Yapılacak işler:
a. Verilen metne göre PKK dağa çıkma yöntemini neden seçmiştir?
b. Satırlarda “category-label: Business Intelligence” ifadesini içeren satırdan “category-label: Other bbox=[593, 492, 648, 517]” ifadesini içeren satıra kadar olan bölümü, “arc-bar” yerine “arc-segment” koyarak yeniden yazın. Başka hiçbir şeyi değiştirmeyin.

Ertesi gün Star’da Yalçın Akdoğan’ın yazısının şu satırları, yukarıda
netlik kazanamamış olan gerçeğin ‘PKK’nın çözülmesi’ olduğu cevabı
sayılabilir mi?
“Seçimle iktidara gelmiş hiçbir iktidar halka rağmen bir adım atamaz,
anayasal ve yasal düzene rağmen oldubittiler yapamaz. Başbakan, padişah
mı, halkın kabul etmeyeceği bir şeyi nasıl verecek, hukukun cevaz
vermediği bir adımı nasıl atacak? Ayrıca hükümetin görevi, PKK’nın
ütopyasını gerçekleştirmek, örgütün amacına hizmet etmek değildir.
Çözümden murat edilen BDP’nin siyasi projesini hayata geçirmek de
değildir. ‘Silah bırakılsın da ne olursa olsun’ diye bir düşünce
olabilir mi?
PKK, sadece o günkü demokrasi açığı sebebiyle dağa çıkmamış,
demokrasiyle ulaşılamayacak hedeflere sahip olduğu için bu yöntemi
seçmiştir. Yalnızca devletin değil toplumun da kabul etmeyeceği aykırı
ve uçuk projeleri silah dayatmasıyla gerçekleşmeye soyunmuşlardır.
PKK’nın örgütsel amaçlarının gerçekleşmesi, bu yöntemin yani terörün
netice alması anlamına gelir ki bu, kabul edilemez bir durumdur.

Görev girdileri:
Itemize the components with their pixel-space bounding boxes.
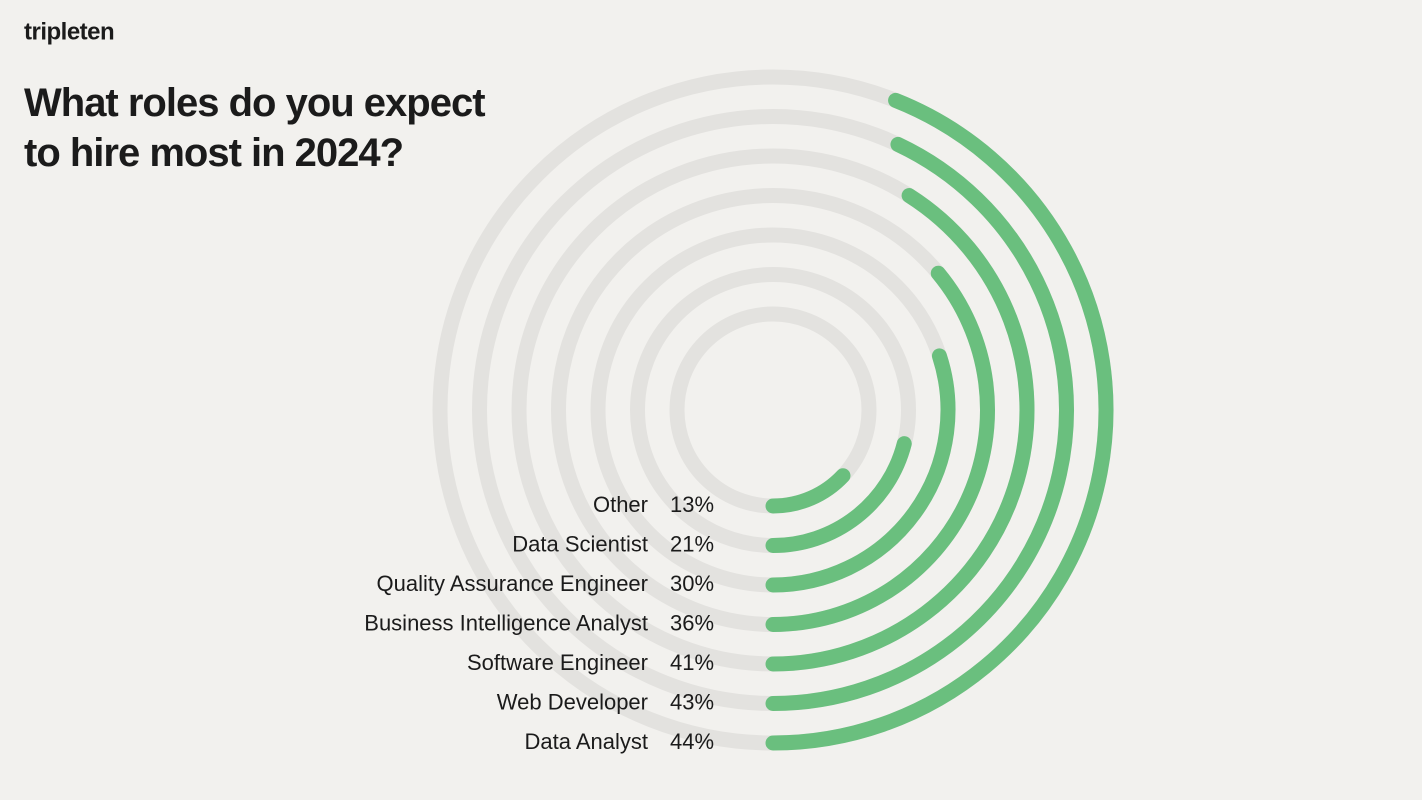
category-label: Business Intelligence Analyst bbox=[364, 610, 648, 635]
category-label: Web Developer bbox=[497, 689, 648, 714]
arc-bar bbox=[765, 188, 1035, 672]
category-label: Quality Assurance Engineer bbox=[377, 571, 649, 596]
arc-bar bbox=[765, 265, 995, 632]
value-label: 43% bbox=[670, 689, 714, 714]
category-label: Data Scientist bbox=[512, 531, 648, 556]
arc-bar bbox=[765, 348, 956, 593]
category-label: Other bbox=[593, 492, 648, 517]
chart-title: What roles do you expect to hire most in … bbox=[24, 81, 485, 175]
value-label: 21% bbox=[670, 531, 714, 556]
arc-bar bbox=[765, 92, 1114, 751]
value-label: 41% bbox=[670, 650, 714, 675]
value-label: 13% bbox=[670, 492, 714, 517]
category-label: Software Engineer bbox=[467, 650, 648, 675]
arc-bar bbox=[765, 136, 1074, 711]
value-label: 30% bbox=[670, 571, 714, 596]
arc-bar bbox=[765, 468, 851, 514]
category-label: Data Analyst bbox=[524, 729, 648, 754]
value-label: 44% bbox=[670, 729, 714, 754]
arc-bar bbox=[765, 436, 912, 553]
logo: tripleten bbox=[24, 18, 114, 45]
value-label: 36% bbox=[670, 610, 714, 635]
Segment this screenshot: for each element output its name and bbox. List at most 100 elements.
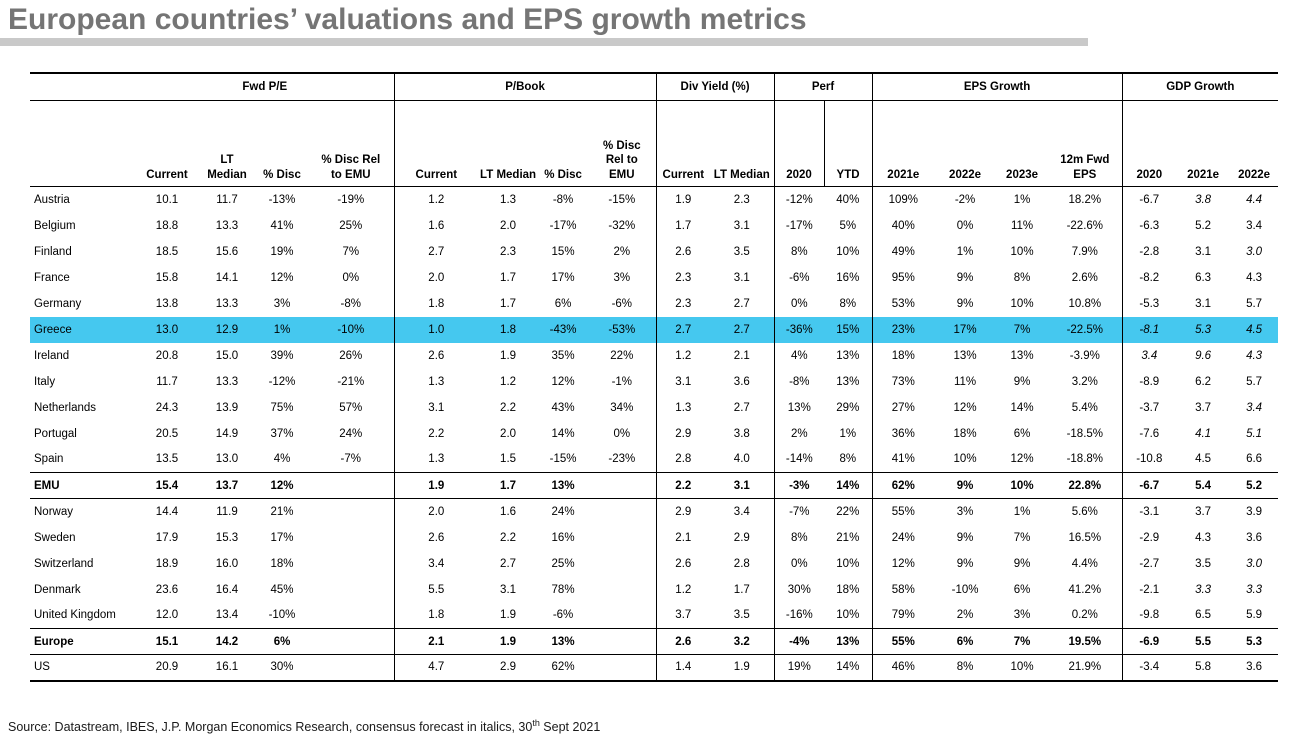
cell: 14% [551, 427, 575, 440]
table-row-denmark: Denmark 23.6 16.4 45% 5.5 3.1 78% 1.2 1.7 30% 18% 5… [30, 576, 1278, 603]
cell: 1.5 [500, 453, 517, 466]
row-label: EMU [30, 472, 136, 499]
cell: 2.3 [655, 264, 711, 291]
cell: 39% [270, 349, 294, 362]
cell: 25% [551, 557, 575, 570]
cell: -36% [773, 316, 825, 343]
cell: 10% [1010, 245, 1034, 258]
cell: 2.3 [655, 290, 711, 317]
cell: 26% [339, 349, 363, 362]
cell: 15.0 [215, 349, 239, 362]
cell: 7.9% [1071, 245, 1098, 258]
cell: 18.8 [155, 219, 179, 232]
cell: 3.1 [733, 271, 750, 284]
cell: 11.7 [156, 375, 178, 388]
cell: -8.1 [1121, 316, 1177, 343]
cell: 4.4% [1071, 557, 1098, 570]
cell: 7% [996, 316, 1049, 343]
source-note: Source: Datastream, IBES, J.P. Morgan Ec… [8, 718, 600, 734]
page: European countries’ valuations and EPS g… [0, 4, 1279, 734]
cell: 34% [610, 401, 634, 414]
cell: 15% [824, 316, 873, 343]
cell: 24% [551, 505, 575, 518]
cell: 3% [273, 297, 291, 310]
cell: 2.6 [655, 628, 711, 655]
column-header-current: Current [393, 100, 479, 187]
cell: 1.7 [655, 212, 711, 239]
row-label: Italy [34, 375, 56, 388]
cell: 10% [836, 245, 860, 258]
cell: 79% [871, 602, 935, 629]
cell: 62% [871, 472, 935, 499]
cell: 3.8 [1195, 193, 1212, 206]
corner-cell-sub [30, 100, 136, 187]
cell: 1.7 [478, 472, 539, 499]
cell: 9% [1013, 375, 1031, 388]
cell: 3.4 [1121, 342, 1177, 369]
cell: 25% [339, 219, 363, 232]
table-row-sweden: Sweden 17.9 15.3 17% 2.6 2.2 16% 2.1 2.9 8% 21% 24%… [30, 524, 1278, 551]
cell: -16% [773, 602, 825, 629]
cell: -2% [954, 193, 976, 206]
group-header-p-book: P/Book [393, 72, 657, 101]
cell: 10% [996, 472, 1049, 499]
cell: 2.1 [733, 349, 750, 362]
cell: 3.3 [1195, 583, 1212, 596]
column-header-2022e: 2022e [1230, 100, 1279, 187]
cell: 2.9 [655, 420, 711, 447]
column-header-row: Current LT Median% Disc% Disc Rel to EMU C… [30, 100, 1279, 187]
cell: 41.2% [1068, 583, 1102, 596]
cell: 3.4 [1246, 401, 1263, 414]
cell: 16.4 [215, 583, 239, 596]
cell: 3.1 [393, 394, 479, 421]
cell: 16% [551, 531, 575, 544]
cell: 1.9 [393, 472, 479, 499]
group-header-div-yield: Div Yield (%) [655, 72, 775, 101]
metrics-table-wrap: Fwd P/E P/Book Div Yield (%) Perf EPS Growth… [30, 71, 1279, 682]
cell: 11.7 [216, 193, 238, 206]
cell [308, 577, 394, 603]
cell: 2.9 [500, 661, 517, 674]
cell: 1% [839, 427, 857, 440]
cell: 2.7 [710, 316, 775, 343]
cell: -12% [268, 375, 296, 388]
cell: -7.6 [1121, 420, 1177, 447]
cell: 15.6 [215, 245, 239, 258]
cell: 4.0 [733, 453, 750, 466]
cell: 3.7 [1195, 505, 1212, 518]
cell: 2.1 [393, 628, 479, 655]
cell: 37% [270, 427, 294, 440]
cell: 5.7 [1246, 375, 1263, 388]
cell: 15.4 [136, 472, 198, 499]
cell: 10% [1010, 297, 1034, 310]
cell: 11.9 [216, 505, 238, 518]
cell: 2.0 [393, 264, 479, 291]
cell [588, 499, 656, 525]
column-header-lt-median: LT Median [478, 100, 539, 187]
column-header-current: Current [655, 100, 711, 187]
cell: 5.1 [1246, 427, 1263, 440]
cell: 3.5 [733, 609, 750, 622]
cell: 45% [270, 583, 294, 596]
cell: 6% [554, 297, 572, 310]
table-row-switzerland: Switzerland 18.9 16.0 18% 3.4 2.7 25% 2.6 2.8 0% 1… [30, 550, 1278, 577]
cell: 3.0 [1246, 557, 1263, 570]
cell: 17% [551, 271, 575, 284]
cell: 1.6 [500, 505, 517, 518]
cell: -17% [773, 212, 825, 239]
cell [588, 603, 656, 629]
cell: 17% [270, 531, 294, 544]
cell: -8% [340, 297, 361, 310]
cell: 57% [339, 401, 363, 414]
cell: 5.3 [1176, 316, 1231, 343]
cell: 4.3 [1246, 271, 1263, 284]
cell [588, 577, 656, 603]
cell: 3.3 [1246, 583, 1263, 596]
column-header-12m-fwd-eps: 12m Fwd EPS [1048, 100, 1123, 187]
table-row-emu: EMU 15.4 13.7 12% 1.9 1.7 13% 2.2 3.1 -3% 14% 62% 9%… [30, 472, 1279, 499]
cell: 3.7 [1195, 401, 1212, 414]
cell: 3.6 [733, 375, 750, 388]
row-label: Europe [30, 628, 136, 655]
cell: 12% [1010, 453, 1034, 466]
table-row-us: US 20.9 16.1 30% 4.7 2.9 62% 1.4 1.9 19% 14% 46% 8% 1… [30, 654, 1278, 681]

Yanıtlar:
a. Demokrasiyle ulaşılamayacak hedeflere sahip olduğu için.

b.
category-label: Business Intelligence Analyst bbox=[364, 610, 648, 635]
category-label: Web Developer bbox=[497, 689, 648, 714]
arc-segment bbox=[765, 188, 1035, 672]
category-label: Quality Assurance Engineer bbox=[377, 571, 649, 596]
arc-segment bbox=[765, 265, 995, 632]
value-label: 43% bbox=[670, 689, 714, 714]
category-label: Data Scientist bbox=[512, 531, 648, 556]
arc-segment bbox=[765, 348, 956, 593]
category-label: Other bbox=[593, 492, 648, 517]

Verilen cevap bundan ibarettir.